> _What the exercise asks_:
All of the data must be printed exactly; please include every line.

Records from a data collection
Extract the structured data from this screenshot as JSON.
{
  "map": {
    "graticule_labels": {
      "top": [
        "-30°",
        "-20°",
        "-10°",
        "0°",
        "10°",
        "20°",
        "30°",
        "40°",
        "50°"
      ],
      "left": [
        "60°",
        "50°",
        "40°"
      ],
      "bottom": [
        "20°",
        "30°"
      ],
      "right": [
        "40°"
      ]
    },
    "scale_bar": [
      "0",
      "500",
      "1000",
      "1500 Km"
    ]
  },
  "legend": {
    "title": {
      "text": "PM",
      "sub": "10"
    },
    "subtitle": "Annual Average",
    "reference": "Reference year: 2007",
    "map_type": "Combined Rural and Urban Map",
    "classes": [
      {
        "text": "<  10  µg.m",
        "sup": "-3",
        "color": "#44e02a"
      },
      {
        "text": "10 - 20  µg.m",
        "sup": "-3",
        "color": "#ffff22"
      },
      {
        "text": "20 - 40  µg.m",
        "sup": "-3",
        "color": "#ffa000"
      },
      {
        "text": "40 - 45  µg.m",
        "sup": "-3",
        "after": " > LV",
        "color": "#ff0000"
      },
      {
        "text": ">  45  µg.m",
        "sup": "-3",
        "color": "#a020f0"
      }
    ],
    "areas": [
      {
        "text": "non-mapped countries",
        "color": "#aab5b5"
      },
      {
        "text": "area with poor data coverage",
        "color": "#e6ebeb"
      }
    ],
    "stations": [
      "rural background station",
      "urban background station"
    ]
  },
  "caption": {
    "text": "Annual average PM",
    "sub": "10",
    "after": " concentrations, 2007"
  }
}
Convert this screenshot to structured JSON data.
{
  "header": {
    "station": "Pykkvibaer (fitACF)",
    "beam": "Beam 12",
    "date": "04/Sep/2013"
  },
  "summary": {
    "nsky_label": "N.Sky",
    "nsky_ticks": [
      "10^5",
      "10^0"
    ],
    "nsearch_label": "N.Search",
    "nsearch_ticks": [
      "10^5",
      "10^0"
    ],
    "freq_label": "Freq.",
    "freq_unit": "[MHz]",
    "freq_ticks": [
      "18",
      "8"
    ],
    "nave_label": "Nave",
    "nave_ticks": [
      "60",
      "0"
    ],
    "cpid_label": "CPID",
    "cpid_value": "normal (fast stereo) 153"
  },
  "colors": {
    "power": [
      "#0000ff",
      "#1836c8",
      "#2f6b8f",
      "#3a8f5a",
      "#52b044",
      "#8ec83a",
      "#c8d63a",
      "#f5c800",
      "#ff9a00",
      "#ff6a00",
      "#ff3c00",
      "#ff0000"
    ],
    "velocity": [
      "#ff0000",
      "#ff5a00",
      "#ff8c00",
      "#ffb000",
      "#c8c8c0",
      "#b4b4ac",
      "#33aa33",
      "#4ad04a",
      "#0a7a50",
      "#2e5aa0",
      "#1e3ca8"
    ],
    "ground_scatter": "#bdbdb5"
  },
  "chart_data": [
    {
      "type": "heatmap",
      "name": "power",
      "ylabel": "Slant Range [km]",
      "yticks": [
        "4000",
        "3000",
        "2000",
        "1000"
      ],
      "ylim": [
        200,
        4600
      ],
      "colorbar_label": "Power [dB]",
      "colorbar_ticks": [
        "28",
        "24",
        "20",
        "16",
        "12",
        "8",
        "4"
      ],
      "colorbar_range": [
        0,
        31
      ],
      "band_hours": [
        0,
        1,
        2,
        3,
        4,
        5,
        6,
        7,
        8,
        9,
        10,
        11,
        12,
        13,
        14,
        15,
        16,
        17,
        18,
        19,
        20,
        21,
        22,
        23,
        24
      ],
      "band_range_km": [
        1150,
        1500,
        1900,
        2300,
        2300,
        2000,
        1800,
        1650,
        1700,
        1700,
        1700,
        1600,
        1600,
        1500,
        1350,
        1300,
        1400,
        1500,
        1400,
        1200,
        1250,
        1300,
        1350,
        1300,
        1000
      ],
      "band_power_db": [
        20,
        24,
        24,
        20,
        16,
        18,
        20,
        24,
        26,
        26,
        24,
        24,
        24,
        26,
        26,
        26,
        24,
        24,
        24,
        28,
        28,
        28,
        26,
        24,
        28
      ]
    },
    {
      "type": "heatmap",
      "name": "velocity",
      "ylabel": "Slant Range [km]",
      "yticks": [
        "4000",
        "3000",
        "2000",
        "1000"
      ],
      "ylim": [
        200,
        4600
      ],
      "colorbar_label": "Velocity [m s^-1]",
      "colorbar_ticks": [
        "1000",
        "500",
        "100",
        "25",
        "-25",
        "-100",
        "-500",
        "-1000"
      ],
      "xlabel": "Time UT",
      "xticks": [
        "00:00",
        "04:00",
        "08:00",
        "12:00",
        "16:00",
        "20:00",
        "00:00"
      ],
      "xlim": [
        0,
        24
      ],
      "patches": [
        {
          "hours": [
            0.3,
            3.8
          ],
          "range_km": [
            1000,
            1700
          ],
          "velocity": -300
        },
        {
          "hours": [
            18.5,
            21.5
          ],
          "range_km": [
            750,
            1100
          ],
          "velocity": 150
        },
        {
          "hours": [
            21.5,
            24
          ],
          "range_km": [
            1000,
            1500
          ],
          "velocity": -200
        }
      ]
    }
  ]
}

> _Response to the task_:
Extract the structured data from this screenshot as JSON.
{
  "map": {
    "graticule_labels": {
      "top": [
        "-30°",
        "-20°",
        "-10°",
        "0°",
        "10°",
        "20°",
        "30°",
        "40°",
        "50°"
      ],
      "left": [
        "60°",
        "50°",
        "40°"
      ],
      "bottom": [
        "20°",
        "30°"
      ],
      "right": [
        "40°"
      ]
    },
    "scale_bar": [
      "0",
      "500",
      "1000",
      "1500 Km"
    ]
  },
  "legend": {
    "title": {
      "text": "PM",
      "sub": "10"
    },
    "subtitle": "Annual Average",
    "reference": "Reference year: 2007",
    "map_type": "Combined Rural and Urban Map",
    "classes": [
      {
        "text": "<  10  µg.m",
        "sup": "-3",
        "color": "#44e02a"
      },
      {
        "text": "10 - 20  µg.m",
        "sup": "-3",
        "color": "#ffff22"
      },
      {
        "text": "20 - 40  µg.m",
        "sup": "-3",
        "color": "#ffa000"
      },
      {
        "text": "40 - 45  µg.m",
        "sup": "-3",
        "after": " > LV",
        "color": "#ff0000"
      },
      {
        "text": ">  45  µg.m",
        "sup": "-3",
        "color": "#a020f0"
      }
    ],
    "areas": [
      {
        "text": "non-mapped countries",
        "color": "#aab5b5"
      },
      {
        "text": "area with poor data coverage",
        "color": "#e6ebeb"
      }
    ],
    "stations": [
      "rural background station",
      "urban background station"
    ]
  },
  "caption": {
    "text": "Annual average PM",
    "sub": "10",
    "after": " concentrations, 2007"
  }
}
Convert this screenshot to structured JSON data.
{
  "header": {
    "station": "Pykkvibaer (fitACF)",
    "beam": "Beam 12",
    "date": "04/Sep/2013"
  },
  "summary": {
    "nsky_label": "N.Sky",
    "nsky_ticks": [
      "10^5",
      "10^0"
    ],
    "nsearch_label": "N.Search",
    "nsearch_ticks": [
      "10^5",
      "10^0"
    ],
    "freq_label": "Freq.",
    "freq_unit": "[MHz]",
    "freq_ticks": [
      "18",
      "8"
    ],
    "nave_label": "Nave",
    "nave_ticks": [
      "60",
      "0"
    ],
    "cpid_label": "CPID",
    "cpid_value": "normal (fast stereo) 153"
  },
  "colors": {
    "power": [
      "#0000ff",
      "#1836c8",
      "#2f6b8f",
      "#3a8f5a",
      "#52b044",
      "#8ec83a",
      "#c8d63a",
      "#f5c800",
      "#ff9a00",
      "#ff6a00",
      "#ff3c00",
      "#ff0000"
    ],
    "velocity": [
      "#ff0000",
      "#ff5a00",
      "#ff8c00",
      "#ffb000",
      "#c8c8c0",
      "#b4b4ac",
      "#33aa33",
      "#4ad04a",
      "#0a7a50",
      "#2e5aa0",
      "#1e3ca8"
    ],
    "ground_scatter": "#bdbdb5"
  },
  "chart_data": [
    {
      "type": "heatmap",
      "name": "power",
      "ylabel": "Slant Range [km]",
      "yticks": [
        "4000",
        "3000",
        "2000",
        "1000"
      ],
      "ylim": [
        200,
        4600
      ],
      "colorbar_label": "Power [dB]",
      "colorbar_ticks": [
        "28",
        "24",
        "20",
        "16",
        "12",
        "8",
        "4"
      ],
      "colorbar_range": [
        0,
        31
      ],
      "band_hours": [
        0,
        1,
        2,
        3,
        4,
        5,
        6,
        7,
        8,
        9,
        10,
        11,
        12,
        13,
        14,
        15,
        16,
        17,
        18,
        19,
        20,
        21,
        22,
        23,
        24
      ],
      "band_range_km": [
        1150,
        1500,
        1900,
        2300,
        2300,
        2000,
        1800,
        1650,
        1700,
        1700,
        1700,
        1600,
        1600,
        1500,
        1350,
        1300,
        1400,
        1500,
        1400,
        1200,
        1250,
        1300,
        1350,
        1300,
        1000
      ],
      "band_power_db": [
        20,
        24,
        24,
        20,
        16,
        18,
        20,
        24,
        26,
        26,
        24,
        24,
        24,
        26,
        26,
        26,
        24,
        24,
        24,
        28,
        28,
        28,
        26,
        24,
        28
      ]
    },
    {
      "type": "heatmap",
      "name": "velocity",
      "ylabel": "Slant Range [km]",
      "yticks": [
        "4000",
        "3000",
        "2000",
        "1000"
      ],
      "ylim": [
        200,
        4600
      ],
      "colorbar_label": "Velocity [m s^-1]",
      "colorbar_ticks": [
        "1000",
        "500",
        "100",
        "25",
        "-25",
        "-100",
        "-500",
        "-1000"
      ],
      "xlabel": "Time UT",
      "xticks": [
        "00:00",
        "04:00",
        "08:00",
        "12:00",
        "16:00",
        "20:00",
        "00:00"
      ],
      "xlim": [
        0,
        24
      ],
      "patches": [
        {
          "hours": [
            0.3,
            3.8
          ],
          "range_km": [
            1000,
            1700
          ],
          "velocity": -300
        },
        {
          "hours": [
            18.5,
            21.5
          ],
          "range_km": [
            750,
            1100
          ],
          "velocity": 150
        },
        {
          "hours": [
            21.5,
            24
          ],
          "range_km": [
            1000,
            1500
          ],
          "velocity": -200
        }
      ]
    }
  ]
}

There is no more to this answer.